> _DESCRIPTION OF THE TASK_: Identify every line containing the word "Altorreal" and reproduce each one.

───── MATERIAL FOR THIS EXERCISE ─────

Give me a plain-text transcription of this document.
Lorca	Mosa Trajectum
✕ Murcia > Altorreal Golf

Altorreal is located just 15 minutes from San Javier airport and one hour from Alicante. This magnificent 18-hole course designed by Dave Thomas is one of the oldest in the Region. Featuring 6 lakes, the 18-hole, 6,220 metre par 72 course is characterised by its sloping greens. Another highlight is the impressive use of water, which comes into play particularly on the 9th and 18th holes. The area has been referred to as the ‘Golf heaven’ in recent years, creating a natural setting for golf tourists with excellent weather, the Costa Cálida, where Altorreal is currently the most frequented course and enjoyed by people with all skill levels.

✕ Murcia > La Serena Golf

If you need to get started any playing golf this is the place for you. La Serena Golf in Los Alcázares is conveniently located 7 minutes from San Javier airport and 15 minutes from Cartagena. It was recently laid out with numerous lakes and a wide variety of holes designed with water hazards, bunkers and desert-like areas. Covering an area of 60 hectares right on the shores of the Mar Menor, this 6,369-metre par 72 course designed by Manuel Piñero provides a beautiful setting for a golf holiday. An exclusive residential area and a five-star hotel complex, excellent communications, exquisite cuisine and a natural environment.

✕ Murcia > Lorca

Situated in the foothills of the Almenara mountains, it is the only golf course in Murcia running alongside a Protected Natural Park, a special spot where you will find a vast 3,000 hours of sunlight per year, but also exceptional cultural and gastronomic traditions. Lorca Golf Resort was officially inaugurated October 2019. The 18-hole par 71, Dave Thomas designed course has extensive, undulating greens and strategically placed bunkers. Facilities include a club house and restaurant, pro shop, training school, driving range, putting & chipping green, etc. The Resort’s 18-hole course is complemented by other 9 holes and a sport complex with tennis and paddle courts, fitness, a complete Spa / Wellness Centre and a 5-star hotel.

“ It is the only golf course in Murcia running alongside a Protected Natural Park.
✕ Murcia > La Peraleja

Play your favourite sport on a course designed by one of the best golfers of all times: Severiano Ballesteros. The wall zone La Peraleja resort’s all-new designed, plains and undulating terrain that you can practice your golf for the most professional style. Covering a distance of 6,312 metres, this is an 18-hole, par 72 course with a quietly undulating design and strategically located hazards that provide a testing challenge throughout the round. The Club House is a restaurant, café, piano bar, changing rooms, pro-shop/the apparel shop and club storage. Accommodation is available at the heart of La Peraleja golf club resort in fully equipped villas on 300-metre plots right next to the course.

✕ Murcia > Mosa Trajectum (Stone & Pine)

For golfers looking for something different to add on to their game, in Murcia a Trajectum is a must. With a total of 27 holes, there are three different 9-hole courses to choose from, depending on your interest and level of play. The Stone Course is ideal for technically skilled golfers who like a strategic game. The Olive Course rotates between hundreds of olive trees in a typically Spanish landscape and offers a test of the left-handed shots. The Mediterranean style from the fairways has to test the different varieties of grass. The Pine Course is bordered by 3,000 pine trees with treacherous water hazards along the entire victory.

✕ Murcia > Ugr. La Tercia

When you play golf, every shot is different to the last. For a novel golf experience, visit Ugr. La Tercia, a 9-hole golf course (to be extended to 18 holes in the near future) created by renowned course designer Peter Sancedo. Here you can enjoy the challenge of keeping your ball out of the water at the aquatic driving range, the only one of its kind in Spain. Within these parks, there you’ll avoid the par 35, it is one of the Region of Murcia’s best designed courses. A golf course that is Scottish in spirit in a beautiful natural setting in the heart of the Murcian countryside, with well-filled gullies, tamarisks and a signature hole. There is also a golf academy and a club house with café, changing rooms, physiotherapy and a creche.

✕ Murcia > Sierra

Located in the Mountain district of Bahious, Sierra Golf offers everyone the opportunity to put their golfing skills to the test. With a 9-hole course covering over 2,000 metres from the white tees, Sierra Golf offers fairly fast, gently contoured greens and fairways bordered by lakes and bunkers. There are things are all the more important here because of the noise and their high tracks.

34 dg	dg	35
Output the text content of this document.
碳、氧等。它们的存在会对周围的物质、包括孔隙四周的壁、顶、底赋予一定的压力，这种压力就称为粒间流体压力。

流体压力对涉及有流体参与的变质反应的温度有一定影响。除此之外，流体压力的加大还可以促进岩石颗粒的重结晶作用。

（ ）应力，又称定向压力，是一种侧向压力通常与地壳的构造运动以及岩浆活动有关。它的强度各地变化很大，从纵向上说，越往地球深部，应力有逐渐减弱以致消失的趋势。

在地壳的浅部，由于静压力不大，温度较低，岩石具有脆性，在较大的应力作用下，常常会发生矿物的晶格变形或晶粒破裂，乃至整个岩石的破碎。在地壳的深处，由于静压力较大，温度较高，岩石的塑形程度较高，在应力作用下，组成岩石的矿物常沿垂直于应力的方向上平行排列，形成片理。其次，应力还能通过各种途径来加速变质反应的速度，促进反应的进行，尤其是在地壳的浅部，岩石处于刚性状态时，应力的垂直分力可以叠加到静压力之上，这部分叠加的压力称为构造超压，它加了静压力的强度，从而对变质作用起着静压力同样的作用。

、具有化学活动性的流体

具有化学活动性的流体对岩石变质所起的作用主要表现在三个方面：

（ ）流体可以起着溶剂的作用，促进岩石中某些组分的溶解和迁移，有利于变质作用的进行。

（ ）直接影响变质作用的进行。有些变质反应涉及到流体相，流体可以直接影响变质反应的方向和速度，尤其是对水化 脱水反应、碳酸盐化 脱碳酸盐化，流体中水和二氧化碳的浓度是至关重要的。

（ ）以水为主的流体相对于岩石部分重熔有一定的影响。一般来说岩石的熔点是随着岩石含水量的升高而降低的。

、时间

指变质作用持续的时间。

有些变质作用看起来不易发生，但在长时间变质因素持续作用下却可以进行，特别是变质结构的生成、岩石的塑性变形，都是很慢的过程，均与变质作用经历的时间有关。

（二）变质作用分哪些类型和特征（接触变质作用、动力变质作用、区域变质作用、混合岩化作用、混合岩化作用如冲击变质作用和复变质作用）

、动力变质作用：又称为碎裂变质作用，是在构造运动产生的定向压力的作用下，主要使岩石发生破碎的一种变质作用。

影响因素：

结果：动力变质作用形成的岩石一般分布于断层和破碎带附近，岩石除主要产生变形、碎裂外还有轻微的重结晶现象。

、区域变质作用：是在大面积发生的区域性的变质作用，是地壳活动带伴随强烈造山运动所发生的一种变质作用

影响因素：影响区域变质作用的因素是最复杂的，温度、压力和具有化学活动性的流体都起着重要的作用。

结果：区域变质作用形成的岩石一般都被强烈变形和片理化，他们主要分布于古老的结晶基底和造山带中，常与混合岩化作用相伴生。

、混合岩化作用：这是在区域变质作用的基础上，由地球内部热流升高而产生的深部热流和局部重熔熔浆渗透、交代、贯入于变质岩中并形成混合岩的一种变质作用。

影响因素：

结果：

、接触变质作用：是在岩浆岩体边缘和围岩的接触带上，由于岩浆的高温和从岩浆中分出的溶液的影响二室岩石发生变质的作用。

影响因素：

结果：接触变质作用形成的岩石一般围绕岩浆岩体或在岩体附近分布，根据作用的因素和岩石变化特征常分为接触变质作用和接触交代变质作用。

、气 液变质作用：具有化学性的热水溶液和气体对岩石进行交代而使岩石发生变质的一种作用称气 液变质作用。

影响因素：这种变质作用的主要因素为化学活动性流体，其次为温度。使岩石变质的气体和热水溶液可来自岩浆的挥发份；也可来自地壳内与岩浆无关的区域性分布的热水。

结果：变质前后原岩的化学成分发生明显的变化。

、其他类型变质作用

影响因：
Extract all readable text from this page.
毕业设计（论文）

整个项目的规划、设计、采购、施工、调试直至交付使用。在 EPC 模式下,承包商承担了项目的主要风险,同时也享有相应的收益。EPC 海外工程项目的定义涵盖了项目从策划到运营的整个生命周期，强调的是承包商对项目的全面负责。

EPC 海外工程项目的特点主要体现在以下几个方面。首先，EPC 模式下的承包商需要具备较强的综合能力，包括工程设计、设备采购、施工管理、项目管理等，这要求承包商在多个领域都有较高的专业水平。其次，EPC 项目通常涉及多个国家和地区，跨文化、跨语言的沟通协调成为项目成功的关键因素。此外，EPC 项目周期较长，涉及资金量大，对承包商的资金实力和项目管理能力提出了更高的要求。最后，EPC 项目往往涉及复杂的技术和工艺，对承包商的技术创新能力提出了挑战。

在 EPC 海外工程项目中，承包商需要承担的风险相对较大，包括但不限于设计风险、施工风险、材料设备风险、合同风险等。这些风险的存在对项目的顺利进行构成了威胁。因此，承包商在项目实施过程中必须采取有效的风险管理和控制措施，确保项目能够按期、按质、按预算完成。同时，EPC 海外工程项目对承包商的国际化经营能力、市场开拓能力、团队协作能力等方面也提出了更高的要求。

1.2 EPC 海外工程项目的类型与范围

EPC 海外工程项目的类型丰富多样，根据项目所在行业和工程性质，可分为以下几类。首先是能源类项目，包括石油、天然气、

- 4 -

─────

> _RESULT FOR THIS EXERCISE_:
✕ Murcia > Altorreal Golf
Altorreal is located just 15 minutes from San Javier airport and one hour from Alicante. This magnificent 18-hole course designed by Dave Thomas is one of the oldest in the Region. Featuring 6 lakes, the 18-hole, 6,220 metre par 72 course is characterised by its sloping greens. Another highlight is the impressive use of water, which comes into play particularly on the 9th and 18th holes. The area has been referred to as the ‘Golf heaven’ in recent years, creating a natural setting for golf tourists with excellent weather, the Costa Cálida, where Altorreal is currently the most frequented course and enjoyed by people with all skill levels.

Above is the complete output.